WHAT YOU SHOULD DO: Find how many lines in the data below include the word "JSON", then write only that number.

══ MATERIAL ══

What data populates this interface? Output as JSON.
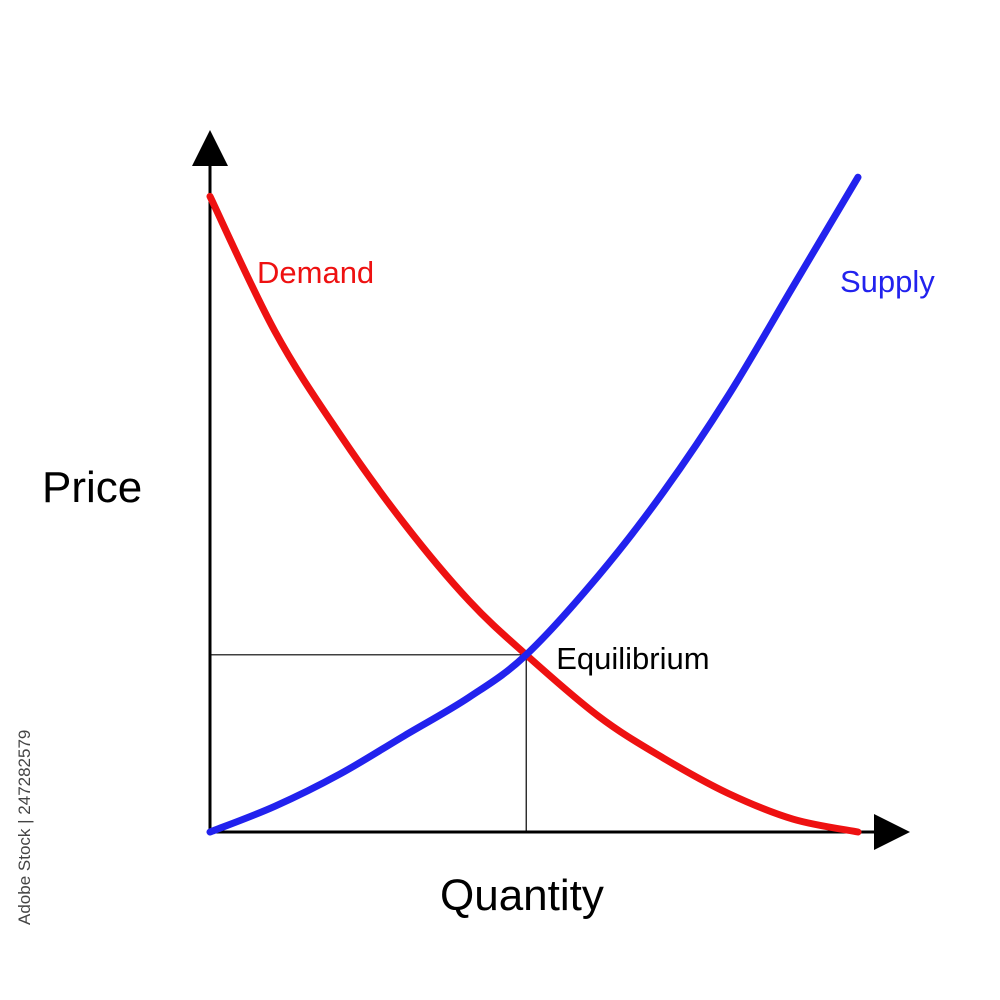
{
  "chart_data": {
    "type": "line",
    "title": "",
    "xlabel": "Quantity",
    "ylabel": "Price",
    "grid": false,
    "xlim": [
      0,
      1
    ],
    "ylim": [
      0,
      1
    ],
    "series": [
      {
        "name": "Demand",
        "color": "#ee1111",
        "x": [
          0.0,
          0.1,
          0.2,
          0.3,
          0.4,
          0.488,
          0.6,
          0.7,
          0.8,
          0.9,
          1.0
        ],
        "y": [
          0.99,
          0.78,
          0.62,
          0.48,
          0.36,
          0.276,
          0.18,
          0.115,
          0.06,
          0.02,
          0.0
        ]
      },
      {
        "name": "Supply",
        "color": "#2222ee",
        "x": [
          0.0,
          0.1,
          0.2,
          0.3,
          0.4,
          0.488,
          0.6,
          0.7,
          0.8,
          0.9,
          1.0
        ],
        "y": [
          0.0,
          0.04,
          0.09,
          0.15,
          0.21,
          0.276,
          0.4,
          0.53,
          0.68,
          0.85,
          1.02
        ]
      }
    ],
    "annotations": [
      {
        "text": "Equilibrium",
        "x": 0.488,
        "y": 0.276
      }
    ]
  },
  "watermark": {
    "image_id": "247282579",
    "brand": "Adobe Stock"
  }
}
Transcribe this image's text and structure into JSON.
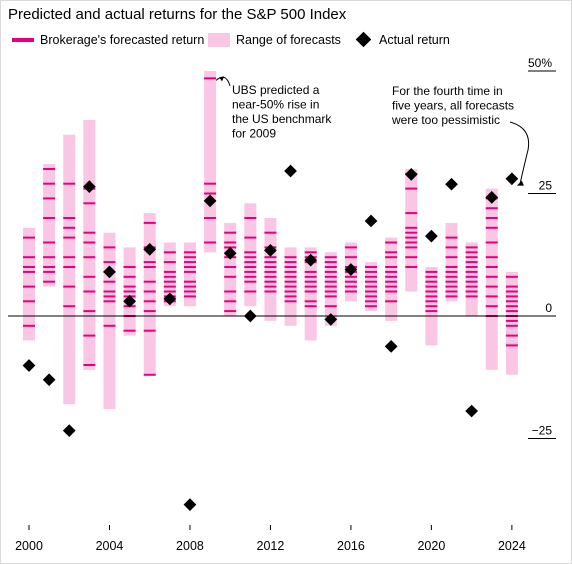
{
  "title": "Predicted and actual returns for the S&P 500 Index",
  "legend": {
    "forecast_label": "Brokerage's forecasted return",
    "range_label": "Range of forecasts",
    "actual_label": "Actual return"
  },
  "colors": {
    "forecast": "#e6007e",
    "range": "#f9c6e4",
    "actual": "#000000",
    "axis": "#000000"
  },
  "annotations": [
    {
      "text_lines": [
        "UBS predicted a",
        "near-50% rise in",
        "the US benchmark",
        "for 2009"
      ],
      "year": 2009,
      "value": 48.5
    },
    {
      "text_lines": [
        "For the fourth time in",
        "five years, all forecasts",
        "were too pessimistic"
      ],
      "year": 2024,
      "value": 26
    }
  ],
  "chart_data": {
    "type": "scatter",
    "title": "Predicted and actual returns for the S&P 500 Index",
    "xlabel": "",
    "ylabel": "",
    "xlim": [
      2000,
      2024
    ],
    "ylim": [
      -38,
      52
    ],
    "x_ticks": [
      2000,
      2004,
      2008,
      2012,
      2016,
      2020,
      2024
    ],
    "y_ticks": [
      {
        "value": 50,
        "label": "50%"
      },
      {
        "value": 25,
        "label": "25"
      },
      {
        "value": 0,
        "label": "0"
      },
      {
        "value": -25,
        "label": "−25"
      }
    ],
    "grid": false,
    "legend_position": "top-left",
    "series": [
      {
        "name": "Range of forecasts",
        "kind": "range",
        "points": [
          {
            "x": 2000,
            "low": -5,
            "high": 18
          },
          {
            "x": 2001,
            "low": 6,
            "high": 31
          },
          {
            "x": 2002,
            "low": -18,
            "high": 37
          },
          {
            "x": 2003,
            "low": -11,
            "high": 40
          },
          {
            "x": 2004,
            "low": -19,
            "high": 17
          },
          {
            "x": 2005,
            "low": -4,
            "high": 14
          },
          {
            "x": 2006,
            "low": -12,
            "high": 21
          },
          {
            "x": 2007,
            "low": 2,
            "high": 15
          },
          {
            "x": 2008,
            "low": 2,
            "high": 15
          },
          {
            "x": 2009,
            "low": 13,
            "high": 50
          },
          {
            "x": 2010,
            "low": 0,
            "high": 19
          },
          {
            "x": 2011,
            "low": 2,
            "high": 23
          },
          {
            "x": 2012,
            "low": -1,
            "high": 20
          },
          {
            "x": 2013,
            "low": -2,
            "high": 14
          },
          {
            "x": 2014,
            "low": -5,
            "high": 14
          },
          {
            "x": 2015,
            "low": -2,
            "high": 13
          },
          {
            "x": 2016,
            "low": 3,
            "high": 15
          },
          {
            "x": 2017,
            "low": 1,
            "high": 11
          },
          {
            "x": 2018,
            "low": -1,
            "high": 16
          },
          {
            "x": 2019,
            "low": 5,
            "high": 30
          },
          {
            "x": 2020,
            "low": -6,
            "high": 10
          },
          {
            "x": 2021,
            "low": 3,
            "high": 19
          },
          {
            "x": 2022,
            "low": 0,
            "high": 15
          },
          {
            "x": 2023,
            "low": -11,
            "high": 26
          },
          {
            "x": 2024,
            "low": -12,
            "high": 9
          }
        ]
      },
      {
        "name": "Brokerage's forecasted return",
        "kind": "forecast-ticks",
        "points": [
          {
            "x": 2000,
            "values": [
              16,
              12,
              10,
              9,
              6,
              3,
              -2
            ]
          },
          {
            "x": 2001,
            "values": [
              30,
              27,
              24,
              20,
              15,
              12,
              10,
              9,
              7
            ]
          },
          {
            "x": 2002,
            "values": [
              27,
              20,
              18,
              16,
              12,
              10,
              6,
              2
            ]
          },
          {
            "x": 2003,
            "values": [
              26,
              23,
              17,
              15,
              12,
              8,
              5,
              1,
              -4,
              -10
            ]
          },
          {
            "x": 2004,
            "values": [
              14,
              11,
              9,
              7,
              5,
              4,
              3,
              -2
            ]
          },
          {
            "x": 2005,
            "values": [
              10,
              8,
              6,
              5,
              4,
              2,
              0,
              -3
            ]
          },
          {
            "x": 2006,
            "values": [
              19,
              14,
              11,
              10,
              7,
              5,
              3,
              1,
              -3,
              -12
            ]
          },
          {
            "x": 2007,
            "values": [
              13,
              11,
              9,
              8,
              7,
              6,
              5,
              4,
              3
            ]
          },
          {
            "x": 2008,
            "values": [
              13,
              12,
              11,
              10,
              9,
              7,
              6,
              5,
              4
            ]
          },
          {
            "x": 2009,
            "values": [
              48.5,
              27,
              25,
              20,
              15
            ]
          },
          {
            "x": 2010,
            "values": [
              17,
              15,
              14,
              12,
              10,
              8,
              5,
              3,
              1
            ]
          },
          {
            "x": 2011,
            "values": [
              20,
              16,
              13,
              12,
              11,
              10,
              9,
              8,
              7,
              5
            ]
          },
          {
            "x": 2012,
            "values": [
              17,
              14,
              12,
              11,
              10,
              9,
              8,
              7,
              6,
              5
            ]
          },
          {
            "x": 2013,
            "values": [
              12,
              11,
              10,
              9,
              8,
              7,
              6,
              5,
              4,
              3
            ]
          },
          {
            "x": 2014,
            "values": [
              13,
              12,
              11,
              9,
              8,
              7,
              6,
              5,
              3,
              2
            ]
          },
          {
            "x": 2015,
            "values": [
              12,
              11,
              10,
              9,
              8,
              7,
              6,
              5,
              4,
              2
            ]
          },
          {
            "x": 2016,
            "values": [
              14,
              12,
              10,
              9,
              8,
              7,
              6,
              5
            ]
          },
          {
            "x": 2017,
            "values": [
              10,
              9,
              8,
              7,
              6,
              5,
              4,
              3,
              2
            ]
          },
          {
            "x": 2018,
            "values": [
              15,
              13,
              12,
              10,
              9,
              8,
              7,
              6,
              5,
              3
            ]
          },
          {
            "x": 2019,
            "values": [
              29,
              26,
              21,
              18,
              17,
              16,
              15,
              14,
              12,
              10
            ]
          },
          {
            "x": 2020,
            "values": [
              9,
              8,
              7,
              6,
              5,
              4,
              3,
              2,
              1
            ]
          },
          {
            "x": 2021,
            "values": [
              16,
              14,
              12,
              10,
              9,
              8,
              7,
              6,
              5,
              4
            ]
          },
          {
            "x": 2022,
            "values": [
              14,
              13,
              12,
              11,
              10,
              9,
              8,
              7,
              6,
              5,
              4
            ]
          },
          {
            "x": 2023,
            "values": [
              24,
              22,
              20,
              18,
              15,
              12,
              10,
              8,
              6,
              4,
              2,
              0
            ]
          },
          {
            "x": 2024,
            "values": [
              8,
              6,
              5,
              4,
              3,
              2,
              1,
              0,
              -1,
              -2,
              -4,
              -6
            ]
          }
        ]
      },
      {
        "name": "Actual return",
        "kind": "actual",
        "points": [
          {
            "x": 2000,
            "y": -10.1
          },
          {
            "x": 2001,
            "y": -13
          },
          {
            "x": 2002,
            "y": -23.4
          },
          {
            "x": 2003,
            "y": 26.4
          },
          {
            "x": 2004,
            "y": 9
          },
          {
            "x": 2005,
            "y": 3
          },
          {
            "x": 2006,
            "y": 13.6
          },
          {
            "x": 2007,
            "y": 3.5
          },
          {
            "x": 2008,
            "y": -38.5
          },
          {
            "x": 2009,
            "y": 23.5
          },
          {
            "x": 2010,
            "y": 12.8
          },
          {
            "x": 2011,
            "y": 0
          },
          {
            "x": 2012,
            "y": 13.4
          },
          {
            "x": 2013,
            "y": 29.6
          },
          {
            "x": 2014,
            "y": 11.4
          },
          {
            "x": 2015,
            "y": -0.7
          },
          {
            "x": 2016,
            "y": 9.5
          },
          {
            "x": 2017,
            "y": 19.4
          },
          {
            "x": 2018,
            "y": -6.2
          },
          {
            "x": 2019,
            "y": 28.9
          },
          {
            "x": 2020,
            "y": 16.3
          },
          {
            "x": 2021,
            "y": 26.9
          },
          {
            "x": 2022,
            "y": -19.4
          },
          {
            "x": 2023,
            "y": 24.2
          },
          {
            "x": 2024,
            "y": 28
          }
        ]
      }
    ]
  }
}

═══

THE REPLY: 2